Stored records:
_ _ _ _ _
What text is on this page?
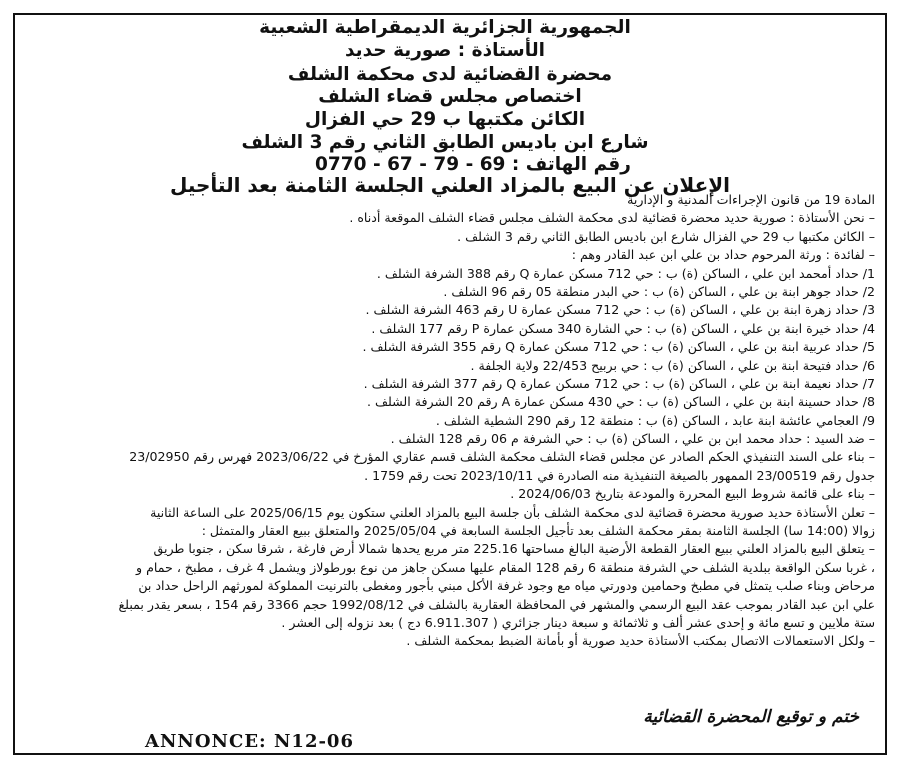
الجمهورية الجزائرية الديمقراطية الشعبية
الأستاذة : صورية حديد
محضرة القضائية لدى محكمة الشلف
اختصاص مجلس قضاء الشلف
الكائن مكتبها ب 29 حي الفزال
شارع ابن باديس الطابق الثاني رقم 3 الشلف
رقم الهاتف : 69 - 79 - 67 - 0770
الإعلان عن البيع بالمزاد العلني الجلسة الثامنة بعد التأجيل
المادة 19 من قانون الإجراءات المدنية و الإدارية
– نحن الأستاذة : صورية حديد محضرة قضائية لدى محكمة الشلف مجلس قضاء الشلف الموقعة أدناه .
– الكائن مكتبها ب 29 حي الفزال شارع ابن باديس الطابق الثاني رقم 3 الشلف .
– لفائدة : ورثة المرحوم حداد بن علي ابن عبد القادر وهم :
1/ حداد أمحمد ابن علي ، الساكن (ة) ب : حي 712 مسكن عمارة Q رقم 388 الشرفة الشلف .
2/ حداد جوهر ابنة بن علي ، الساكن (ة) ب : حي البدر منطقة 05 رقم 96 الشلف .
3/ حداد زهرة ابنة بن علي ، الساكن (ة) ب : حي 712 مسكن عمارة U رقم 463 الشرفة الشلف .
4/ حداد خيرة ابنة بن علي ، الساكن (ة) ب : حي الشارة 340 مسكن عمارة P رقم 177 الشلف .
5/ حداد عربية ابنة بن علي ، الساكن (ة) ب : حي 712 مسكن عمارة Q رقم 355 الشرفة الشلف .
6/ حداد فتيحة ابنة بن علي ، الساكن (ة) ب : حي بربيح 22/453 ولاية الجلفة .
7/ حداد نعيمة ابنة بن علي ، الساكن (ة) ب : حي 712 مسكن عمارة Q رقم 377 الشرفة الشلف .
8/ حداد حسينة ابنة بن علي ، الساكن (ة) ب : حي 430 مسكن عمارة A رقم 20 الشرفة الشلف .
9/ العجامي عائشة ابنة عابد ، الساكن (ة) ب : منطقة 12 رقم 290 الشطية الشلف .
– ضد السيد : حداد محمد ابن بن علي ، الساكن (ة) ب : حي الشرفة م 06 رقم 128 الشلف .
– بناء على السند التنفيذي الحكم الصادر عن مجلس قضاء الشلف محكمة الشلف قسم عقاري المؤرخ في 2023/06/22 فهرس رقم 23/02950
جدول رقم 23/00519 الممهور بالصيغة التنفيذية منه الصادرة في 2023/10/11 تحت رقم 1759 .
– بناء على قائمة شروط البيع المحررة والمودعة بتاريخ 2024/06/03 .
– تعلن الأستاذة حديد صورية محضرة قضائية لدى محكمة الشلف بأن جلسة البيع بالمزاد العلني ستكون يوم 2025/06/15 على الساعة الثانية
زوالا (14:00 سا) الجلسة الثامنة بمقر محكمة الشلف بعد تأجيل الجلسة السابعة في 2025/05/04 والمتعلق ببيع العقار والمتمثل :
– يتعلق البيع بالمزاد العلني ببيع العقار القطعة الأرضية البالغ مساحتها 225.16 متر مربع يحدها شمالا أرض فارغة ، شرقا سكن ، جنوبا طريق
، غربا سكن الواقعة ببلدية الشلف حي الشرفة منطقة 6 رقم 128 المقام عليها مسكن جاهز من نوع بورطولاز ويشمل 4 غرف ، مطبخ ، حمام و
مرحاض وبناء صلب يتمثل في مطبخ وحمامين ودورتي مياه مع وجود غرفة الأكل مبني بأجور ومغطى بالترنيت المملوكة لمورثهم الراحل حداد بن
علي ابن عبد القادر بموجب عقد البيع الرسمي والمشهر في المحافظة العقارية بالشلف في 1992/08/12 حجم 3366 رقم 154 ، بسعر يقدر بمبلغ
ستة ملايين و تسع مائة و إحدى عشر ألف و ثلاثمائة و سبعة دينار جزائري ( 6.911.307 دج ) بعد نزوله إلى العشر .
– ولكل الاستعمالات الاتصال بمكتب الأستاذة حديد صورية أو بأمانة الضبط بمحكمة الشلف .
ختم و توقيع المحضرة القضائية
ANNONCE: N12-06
_ _ _ _ _
* _Set problem_:
Identify all lines in the records above with the word "العلني".

* _Output of the exercise_:
الإعلان عن البيع بالمزاد العلني الجلسة الثامنة بعد التأجيل
– تعلن الأستاذة حديد صورية محضرة قضائية لدى محكمة الشلف بأن جلسة البيع بالمزاد العلني ستكون يوم 2025/06/15 على الساعة الثانية
– يتعلق البيع بالمزاد العلني ببيع العقار القطعة الأرضية البالغ مساحتها 225.16 متر مربع يحدها شمالا أرض فارغة ، شرقا سكن ، جنوبا طريق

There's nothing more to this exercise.